→ Goal
In the listing that follows, count the lines holding the word "years" and report only that number.

→ Records about charts and figures
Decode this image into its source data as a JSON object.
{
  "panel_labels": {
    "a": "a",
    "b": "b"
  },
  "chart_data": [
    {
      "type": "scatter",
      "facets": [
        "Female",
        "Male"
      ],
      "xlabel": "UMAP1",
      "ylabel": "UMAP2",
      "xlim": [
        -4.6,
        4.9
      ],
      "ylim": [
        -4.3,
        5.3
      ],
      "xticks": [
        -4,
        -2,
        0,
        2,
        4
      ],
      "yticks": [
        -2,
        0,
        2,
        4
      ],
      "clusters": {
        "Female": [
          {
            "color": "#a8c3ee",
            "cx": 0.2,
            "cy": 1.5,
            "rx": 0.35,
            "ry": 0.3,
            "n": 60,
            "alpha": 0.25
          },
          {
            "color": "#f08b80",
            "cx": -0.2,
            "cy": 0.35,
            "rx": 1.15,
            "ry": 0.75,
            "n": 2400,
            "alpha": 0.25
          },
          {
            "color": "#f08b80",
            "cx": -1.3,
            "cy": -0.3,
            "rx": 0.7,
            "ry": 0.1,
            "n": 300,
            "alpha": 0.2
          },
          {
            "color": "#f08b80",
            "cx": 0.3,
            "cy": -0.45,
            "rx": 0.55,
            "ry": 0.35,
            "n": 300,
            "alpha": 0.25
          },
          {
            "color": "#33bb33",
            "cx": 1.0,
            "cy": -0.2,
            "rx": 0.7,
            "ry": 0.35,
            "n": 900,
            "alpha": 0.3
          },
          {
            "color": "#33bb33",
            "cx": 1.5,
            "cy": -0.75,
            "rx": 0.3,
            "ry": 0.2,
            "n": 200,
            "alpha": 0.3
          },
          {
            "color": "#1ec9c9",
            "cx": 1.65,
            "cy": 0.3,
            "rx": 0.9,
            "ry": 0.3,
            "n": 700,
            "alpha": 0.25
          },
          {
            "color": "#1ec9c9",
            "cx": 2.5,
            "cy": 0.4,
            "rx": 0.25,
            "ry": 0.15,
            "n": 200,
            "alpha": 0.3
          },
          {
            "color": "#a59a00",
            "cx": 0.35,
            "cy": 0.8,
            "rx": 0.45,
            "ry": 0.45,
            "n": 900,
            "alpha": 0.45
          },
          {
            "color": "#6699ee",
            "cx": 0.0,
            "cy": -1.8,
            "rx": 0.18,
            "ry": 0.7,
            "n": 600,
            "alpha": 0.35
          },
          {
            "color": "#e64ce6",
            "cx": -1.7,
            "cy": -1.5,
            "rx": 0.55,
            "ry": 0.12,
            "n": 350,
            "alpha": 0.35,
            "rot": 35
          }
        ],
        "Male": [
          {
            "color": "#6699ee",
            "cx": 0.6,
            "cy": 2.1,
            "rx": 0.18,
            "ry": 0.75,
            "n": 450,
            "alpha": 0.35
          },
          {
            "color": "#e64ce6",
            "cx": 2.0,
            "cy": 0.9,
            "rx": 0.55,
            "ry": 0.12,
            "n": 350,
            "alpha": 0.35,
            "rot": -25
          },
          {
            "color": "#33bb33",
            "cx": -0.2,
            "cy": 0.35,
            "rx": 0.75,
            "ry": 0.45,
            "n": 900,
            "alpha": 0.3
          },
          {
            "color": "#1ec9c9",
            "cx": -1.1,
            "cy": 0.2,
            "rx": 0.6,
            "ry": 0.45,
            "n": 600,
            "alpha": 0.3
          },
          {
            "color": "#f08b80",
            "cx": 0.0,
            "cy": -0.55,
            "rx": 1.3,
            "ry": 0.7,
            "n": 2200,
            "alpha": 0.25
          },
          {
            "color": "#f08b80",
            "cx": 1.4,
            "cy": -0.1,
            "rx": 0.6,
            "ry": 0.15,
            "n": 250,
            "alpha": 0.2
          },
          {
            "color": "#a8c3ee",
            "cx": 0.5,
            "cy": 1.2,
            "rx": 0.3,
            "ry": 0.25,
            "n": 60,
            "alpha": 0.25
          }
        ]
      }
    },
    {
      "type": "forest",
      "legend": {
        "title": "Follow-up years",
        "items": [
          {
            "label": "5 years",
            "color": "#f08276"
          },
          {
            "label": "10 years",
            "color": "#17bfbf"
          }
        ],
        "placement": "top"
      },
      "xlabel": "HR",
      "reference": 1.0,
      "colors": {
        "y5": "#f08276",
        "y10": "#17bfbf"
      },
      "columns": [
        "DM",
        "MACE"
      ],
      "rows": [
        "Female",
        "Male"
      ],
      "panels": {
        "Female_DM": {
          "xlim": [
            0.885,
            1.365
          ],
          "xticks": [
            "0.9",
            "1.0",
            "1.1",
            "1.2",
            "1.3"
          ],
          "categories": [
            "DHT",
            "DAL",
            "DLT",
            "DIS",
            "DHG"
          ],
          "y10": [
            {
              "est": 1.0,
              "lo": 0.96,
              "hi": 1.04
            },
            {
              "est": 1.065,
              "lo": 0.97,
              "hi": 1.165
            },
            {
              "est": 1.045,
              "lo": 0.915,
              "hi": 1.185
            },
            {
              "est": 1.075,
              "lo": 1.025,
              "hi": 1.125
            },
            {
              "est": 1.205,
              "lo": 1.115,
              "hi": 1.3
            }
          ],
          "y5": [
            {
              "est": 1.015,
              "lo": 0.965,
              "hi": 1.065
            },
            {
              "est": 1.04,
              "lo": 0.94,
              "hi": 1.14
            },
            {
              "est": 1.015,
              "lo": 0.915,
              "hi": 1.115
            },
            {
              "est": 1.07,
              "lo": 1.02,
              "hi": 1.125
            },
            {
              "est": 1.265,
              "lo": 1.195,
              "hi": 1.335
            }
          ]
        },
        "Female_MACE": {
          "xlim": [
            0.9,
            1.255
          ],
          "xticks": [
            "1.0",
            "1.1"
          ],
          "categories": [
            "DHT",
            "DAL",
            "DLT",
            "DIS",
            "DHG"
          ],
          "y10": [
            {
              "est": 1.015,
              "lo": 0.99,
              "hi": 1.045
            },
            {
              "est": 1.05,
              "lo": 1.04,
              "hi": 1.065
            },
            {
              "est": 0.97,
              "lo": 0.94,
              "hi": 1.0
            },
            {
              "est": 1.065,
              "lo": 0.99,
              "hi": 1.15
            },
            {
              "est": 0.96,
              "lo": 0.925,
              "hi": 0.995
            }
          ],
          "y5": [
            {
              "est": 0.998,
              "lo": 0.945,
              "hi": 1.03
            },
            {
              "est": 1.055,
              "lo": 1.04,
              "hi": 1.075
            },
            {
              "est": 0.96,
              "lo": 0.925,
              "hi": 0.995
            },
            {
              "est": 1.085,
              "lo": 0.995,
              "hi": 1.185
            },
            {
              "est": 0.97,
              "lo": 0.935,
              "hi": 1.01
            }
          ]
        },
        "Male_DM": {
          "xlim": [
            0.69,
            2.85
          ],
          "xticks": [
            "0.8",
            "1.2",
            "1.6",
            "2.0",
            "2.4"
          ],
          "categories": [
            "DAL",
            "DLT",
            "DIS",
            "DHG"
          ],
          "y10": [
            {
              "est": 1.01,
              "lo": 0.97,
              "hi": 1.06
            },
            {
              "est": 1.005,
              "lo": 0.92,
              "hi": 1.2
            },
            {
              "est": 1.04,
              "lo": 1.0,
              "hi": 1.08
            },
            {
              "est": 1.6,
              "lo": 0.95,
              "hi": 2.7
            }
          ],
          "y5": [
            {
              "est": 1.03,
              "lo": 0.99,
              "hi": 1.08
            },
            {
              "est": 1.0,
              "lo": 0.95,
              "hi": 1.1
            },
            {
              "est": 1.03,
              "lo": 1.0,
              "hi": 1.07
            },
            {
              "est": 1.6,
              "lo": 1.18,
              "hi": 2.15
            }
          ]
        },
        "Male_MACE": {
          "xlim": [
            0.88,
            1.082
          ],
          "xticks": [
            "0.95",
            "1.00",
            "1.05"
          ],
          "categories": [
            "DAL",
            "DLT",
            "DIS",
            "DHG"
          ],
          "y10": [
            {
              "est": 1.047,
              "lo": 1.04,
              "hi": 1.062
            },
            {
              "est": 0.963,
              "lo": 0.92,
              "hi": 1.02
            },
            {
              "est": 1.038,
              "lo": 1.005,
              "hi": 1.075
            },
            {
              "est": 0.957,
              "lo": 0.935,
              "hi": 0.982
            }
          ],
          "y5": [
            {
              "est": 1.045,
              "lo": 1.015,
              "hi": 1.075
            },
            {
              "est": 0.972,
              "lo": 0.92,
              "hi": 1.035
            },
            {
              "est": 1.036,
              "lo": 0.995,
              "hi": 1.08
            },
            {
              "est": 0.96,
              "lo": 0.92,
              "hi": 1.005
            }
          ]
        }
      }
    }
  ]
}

→ Written reply
3